--- Given problem ---
Count lines holding the string "highlight" in the data that follows. Reply with one number only.
------
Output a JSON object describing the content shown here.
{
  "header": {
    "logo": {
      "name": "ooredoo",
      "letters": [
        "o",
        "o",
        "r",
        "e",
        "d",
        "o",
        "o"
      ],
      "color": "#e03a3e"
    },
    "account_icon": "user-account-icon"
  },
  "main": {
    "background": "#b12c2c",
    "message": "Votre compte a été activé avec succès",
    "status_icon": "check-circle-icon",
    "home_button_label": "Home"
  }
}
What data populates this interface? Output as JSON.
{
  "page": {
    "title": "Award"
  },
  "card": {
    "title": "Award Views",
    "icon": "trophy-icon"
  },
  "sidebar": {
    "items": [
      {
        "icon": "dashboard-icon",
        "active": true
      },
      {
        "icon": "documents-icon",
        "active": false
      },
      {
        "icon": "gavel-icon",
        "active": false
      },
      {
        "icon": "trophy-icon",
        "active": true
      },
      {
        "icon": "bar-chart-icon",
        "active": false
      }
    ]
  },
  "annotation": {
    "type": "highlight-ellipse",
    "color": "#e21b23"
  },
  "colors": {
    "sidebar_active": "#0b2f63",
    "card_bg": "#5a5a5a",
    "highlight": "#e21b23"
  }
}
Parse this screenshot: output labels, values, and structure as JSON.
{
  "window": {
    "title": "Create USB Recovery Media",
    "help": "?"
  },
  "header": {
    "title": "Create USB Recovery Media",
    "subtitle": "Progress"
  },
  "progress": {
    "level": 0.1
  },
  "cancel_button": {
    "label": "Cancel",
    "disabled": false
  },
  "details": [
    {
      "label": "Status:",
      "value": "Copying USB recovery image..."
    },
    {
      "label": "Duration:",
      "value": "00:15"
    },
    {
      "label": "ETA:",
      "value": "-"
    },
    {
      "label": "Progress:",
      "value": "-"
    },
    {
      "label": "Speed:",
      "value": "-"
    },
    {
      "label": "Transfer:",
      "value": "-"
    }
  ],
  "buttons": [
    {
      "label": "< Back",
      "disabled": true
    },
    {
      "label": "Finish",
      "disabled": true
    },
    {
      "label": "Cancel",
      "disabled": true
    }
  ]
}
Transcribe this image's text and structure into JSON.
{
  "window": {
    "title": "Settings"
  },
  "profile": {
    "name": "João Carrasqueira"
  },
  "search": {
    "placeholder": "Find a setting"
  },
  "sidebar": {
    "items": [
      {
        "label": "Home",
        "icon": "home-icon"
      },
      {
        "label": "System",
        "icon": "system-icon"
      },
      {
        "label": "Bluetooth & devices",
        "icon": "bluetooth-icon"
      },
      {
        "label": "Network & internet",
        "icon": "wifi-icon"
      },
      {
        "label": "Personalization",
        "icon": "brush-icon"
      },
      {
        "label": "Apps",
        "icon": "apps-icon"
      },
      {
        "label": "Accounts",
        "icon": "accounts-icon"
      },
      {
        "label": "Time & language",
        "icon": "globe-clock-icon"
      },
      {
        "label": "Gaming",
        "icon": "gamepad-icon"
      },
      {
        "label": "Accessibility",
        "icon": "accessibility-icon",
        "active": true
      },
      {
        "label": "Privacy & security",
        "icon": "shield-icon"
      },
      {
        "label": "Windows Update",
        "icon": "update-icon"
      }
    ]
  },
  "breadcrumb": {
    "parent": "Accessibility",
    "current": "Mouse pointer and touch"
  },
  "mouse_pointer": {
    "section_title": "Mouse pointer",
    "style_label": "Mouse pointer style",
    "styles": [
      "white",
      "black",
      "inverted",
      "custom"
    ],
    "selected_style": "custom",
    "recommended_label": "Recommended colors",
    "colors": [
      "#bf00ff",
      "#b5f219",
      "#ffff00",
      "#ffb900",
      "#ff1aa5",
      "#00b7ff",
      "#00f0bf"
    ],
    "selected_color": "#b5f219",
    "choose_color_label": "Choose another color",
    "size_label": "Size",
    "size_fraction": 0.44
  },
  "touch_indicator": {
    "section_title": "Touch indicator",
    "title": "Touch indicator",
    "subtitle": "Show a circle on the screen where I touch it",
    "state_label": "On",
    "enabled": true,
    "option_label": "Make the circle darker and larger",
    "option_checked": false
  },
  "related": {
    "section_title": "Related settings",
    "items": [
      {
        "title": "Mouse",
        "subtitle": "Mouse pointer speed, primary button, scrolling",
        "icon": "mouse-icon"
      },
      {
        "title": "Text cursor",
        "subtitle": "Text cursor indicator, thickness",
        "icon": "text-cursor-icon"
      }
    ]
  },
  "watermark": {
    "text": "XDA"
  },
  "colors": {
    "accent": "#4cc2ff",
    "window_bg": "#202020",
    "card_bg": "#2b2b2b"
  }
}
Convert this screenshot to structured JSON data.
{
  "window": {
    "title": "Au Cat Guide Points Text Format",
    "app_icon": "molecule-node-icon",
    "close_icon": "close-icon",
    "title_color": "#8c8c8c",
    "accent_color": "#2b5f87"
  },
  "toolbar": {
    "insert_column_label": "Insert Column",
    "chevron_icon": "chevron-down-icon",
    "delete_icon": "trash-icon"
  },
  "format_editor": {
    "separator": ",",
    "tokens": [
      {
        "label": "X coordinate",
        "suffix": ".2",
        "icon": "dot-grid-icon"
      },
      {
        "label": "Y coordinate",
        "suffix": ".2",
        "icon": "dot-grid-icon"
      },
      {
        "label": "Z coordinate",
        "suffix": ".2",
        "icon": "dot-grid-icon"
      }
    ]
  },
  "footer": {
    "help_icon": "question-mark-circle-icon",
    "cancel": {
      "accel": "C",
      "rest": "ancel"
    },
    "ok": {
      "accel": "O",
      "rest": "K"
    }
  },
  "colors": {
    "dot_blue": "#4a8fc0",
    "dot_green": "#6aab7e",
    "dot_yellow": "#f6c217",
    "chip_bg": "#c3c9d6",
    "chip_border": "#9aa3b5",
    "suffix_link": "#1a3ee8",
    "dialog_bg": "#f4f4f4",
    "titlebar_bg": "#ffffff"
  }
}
------
--- Written answer ---
2